## Required work
Repeat each entry exactly and drop the pictures.

Records from a dataset
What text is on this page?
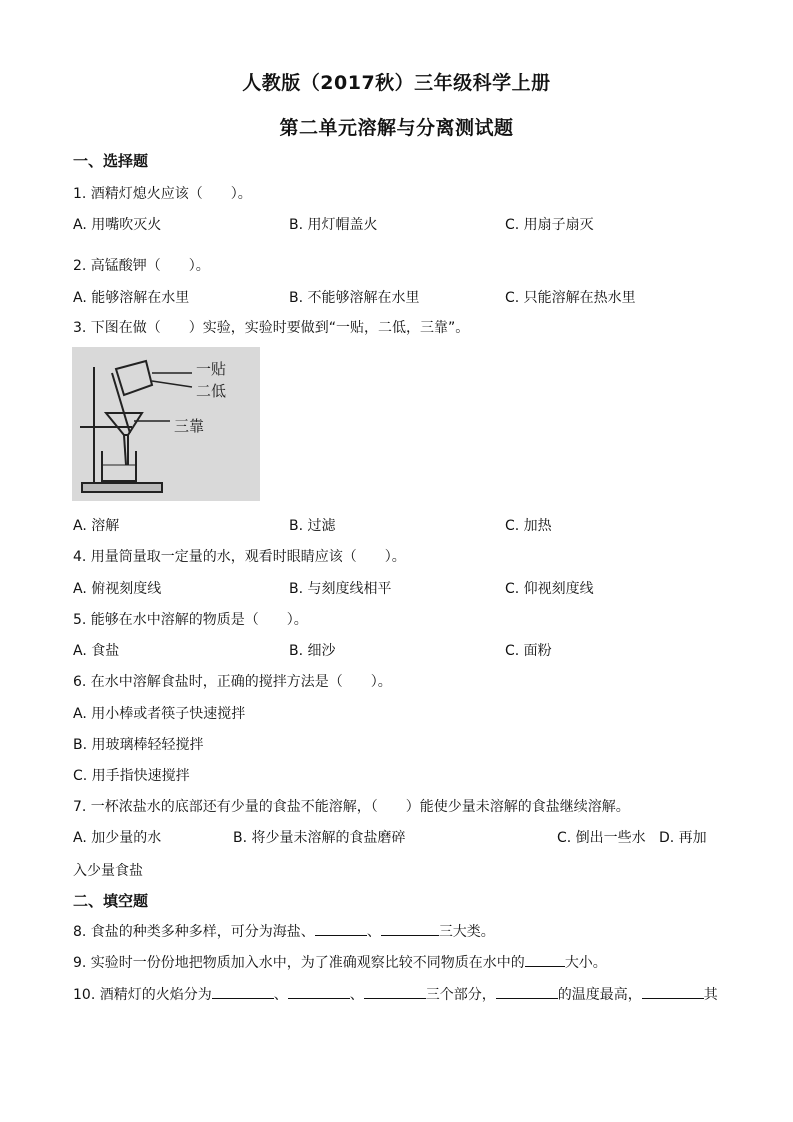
人教版（2017秋）三年级科学上册
第二单元溶解与分离测试题
一、选择题
1. 酒精灯熄火应该（　　）。
A. 用嘴吹灭火	B. 用灯帽盖火	C. 用扇子扇灭
2. 高锰酸钾（　　）。
A. 能够溶解在水里	B. 不能够溶解在水里	C. 只能溶解在热水里
3. 下图在做（　　）实验，实验时要做到“一贴，二低，三靠”。
一贴
二低
三靠
A. 溶解	B. 过滤	C. 加热
4. 用量筒量取一定量的水，观看时眼睛应该（　　）。
A. 俯视刻度线	B. 与刻度线相平	C. 仰视刻度线
5. 能够在水中溶解的物质是（　　）。
A. 食盐	B. 细沙	C. 面粉
6. 在水中溶解食盐时，正确的搅拌方法是（　　）。
A. 用小棒或者筷子快速搅拌
B. 用玻璃棒轻轻搅拌
C. 用手指快速搅拌
7. 一杯浓盐水的底部还有少量的食盐不能溶解，（　　）能使少量未溶解的食盐继续溶解。
A. 加少量的水	B. 将少量未溶解的食盐磨碎	C. 倒出一些水 D. 再加
入少量食盐
二、填空题
8. 食盐的种类多种多样，可分为海盐、	、	三大类。
9. 实验时一份份地把物质加入水中，为了准确观察比较不同物质在水中的	大小。
10. 酒精灯的火焰分为	、	、	三个部分，	的温度最高，	其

## Result below
What text is on this page?
人教版（2017秋）三年级科学上册
第二单元溶解与分离测试题
一、选择题
1. 酒精灯熄火应该（　　）。
A. 用嘴吹灭火	B. 用灯帽盖火	C. 用扇子扇灭
2. 高锰酸钾（　　）。
A. 能够溶解在水里	B. 不能够溶解在水里	C. 只能溶解在热水里
3. 下图在做（　　）实验，实验时要做到“一贴，二低，三靠”。
一贴
二低
三靠
A. 溶解	B. 过滤	C. 加热
4. 用量筒量取一定量的水，观看时眼睛应该（　　）。
A. 俯视刻度线	B. 与刻度线相平	C. 仰视刻度线
5. 能够在水中溶解的物质是（　　）。
A. 食盐	B. 细沙	C. 面粉
6. 在水中溶解食盐时，正确的搅拌方法是（　　）。
A. 用小棒或者筷子快速搅拌
B. 用玻璃棒轻轻搅拌
C. 用手指快速搅拌
7. 一杯浓盐水的底部还有少量的食盐不能溶解，（　　）能使少量未溶解的食盐继续溶解。
A. 加少量的水	B. 将少量未溶解的食盐磨碎	C. 倒出一些水 D. 再加
入少量食盐
二、填空题
8. 食盐的种类多种多样，可分为海盐、	、	三大类。
9. 实验时一份份地把物质加入水中，为了准确观察比较不同物质在水中的	大小。
10. 酒精灯的火焰分为	、	、	三个部分，	的温度最高，	其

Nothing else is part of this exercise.